RECORDS FOR THE TASK:

########

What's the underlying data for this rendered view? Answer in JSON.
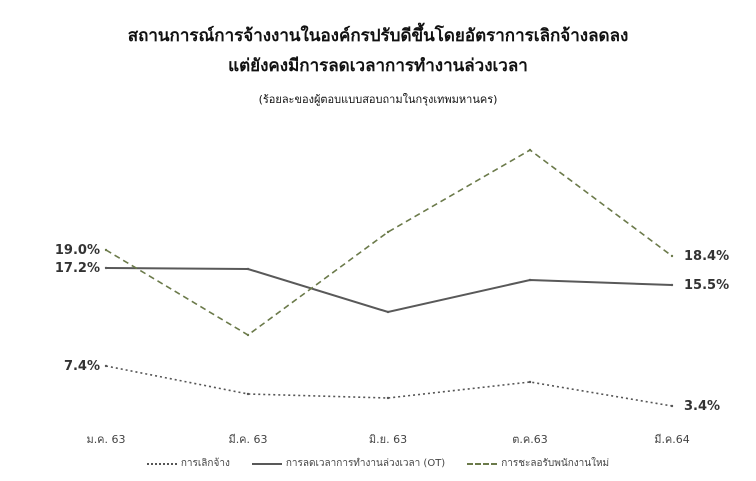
{
  "title_line1": "สถานการณ์การจ้างงานในองค์กรปรับดีขึ้นโดยอัตราการเลิกจ้างลดลง",
  "title_line2": "แต่ยังคงมีการลดเวลาการทำงานล่วงเวลา",
  "subtitle": "(ร้อยละของผู้ตอบแบบสอบถามในกรุงเทพมหานคร)",
  "chart_data": {
    "type": "line",
    "categories": [
      "ม.ค. 63",
      "มี.ค. 63",
      "มิ.ย. 63",
      "ต.ค.63",
      "มี.ค.64"
    ],
    "ylim": [
      0,
      32
    ],
    "grid": false,
    "legend_position": "bottom",
    "series": [
      {
        "name": "การเลิกจ้าง",
        "values": [
          7.4,
          4.6,
          4.2,
          5.8,
          3.4
        ],
        "color": "#555555",
        "style": "dotted",
        "labels": {
          "0": "7.4%",
          "4": "3.4%"
        }
      },
      {
        "name": "การลดเวลาการทำงานล่วงเวลา (OT)",
        "values": [
          17.2,
          17.1,
          12.8,
          16.0,
          15.5
        ],
        "color": "#595959",
        "style": "solid",
        "labels": {
          "0": "17.2%",
          "4": "15.5%"
        }
      },
      {
        "name": "การชะลอรับพนักงานใหม่",
        "values": [
          19.0,
          10.5,
          20.8,
          29.0,
          18.4
        ],
        "color": "#6b7a4a",
        "style": "dashed",
        "labels": {
          "0": "19.0%",
          "4": "18.4%"
        }
      }
    ]
  }
}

########

WHAT TO DO:
Reproduce every record above exactly, omitting the pictures.

EXERCISE RESULT:
What's the underlying data for this rendered view? Answer in JSON.
{
  "title_line1": "สถานการณ์การจ้างงานในองค์กรปรับดีขึ้นโดยอัตราการเลิกจ้างลดลง",
  "title_line2": "แต่ยังคงมีการลดเวลาการทำงานล่วงเวลา",
  "subtitle": "(ร้อยละของผู้ตอบแบบสอบถามในกรุงเทพมหานคร)",
  "chart_data": {
    "type": "line",
    "categories": [
      "ม.ค. 63",
      "มี.ค. 63",
      "มิ.ย. 63",
      "ต.ค.63",
      "มี.ค.64"
    ],
    "ylim": [
      0,
      32
    ],
    "grid": false,
    "legend_position": "bottom",
    "series": [
      {
        "name": "การเลิกจ้าง",
        "values": [
          7.4,
          4.6,
          4.2,
          5.8,
          3.4
        ],
        "color": "#555555",
        "style": "dotted",
        "labels": {
          "0": "7.4%",
          "4": "3.4%"
        }
      },
      {
        "name": "การลดเวลาการทำงานล่วงเวลา (OT)",
        "values": [
          17.2,
          17.1,
          12.8,
          16.0,
          15.5
        ],
        "color": "#595959",
        "style": "solid",
        "labels": {
          "0": "17.2%",
          "4": "15.5%"
        }
      },
      {
        "name": "การชะลอรับพนักงานใหม่",
        "values": [
          19.0,
          10.5,
          20.8,
          29.0,
          18.4
        ],
        "color": "#6b7a4a",
        "style": "dashed",
        "labels": {
          "0": "19.0%",
          "4": "18.4%"
        }
      }
    ]
  }
}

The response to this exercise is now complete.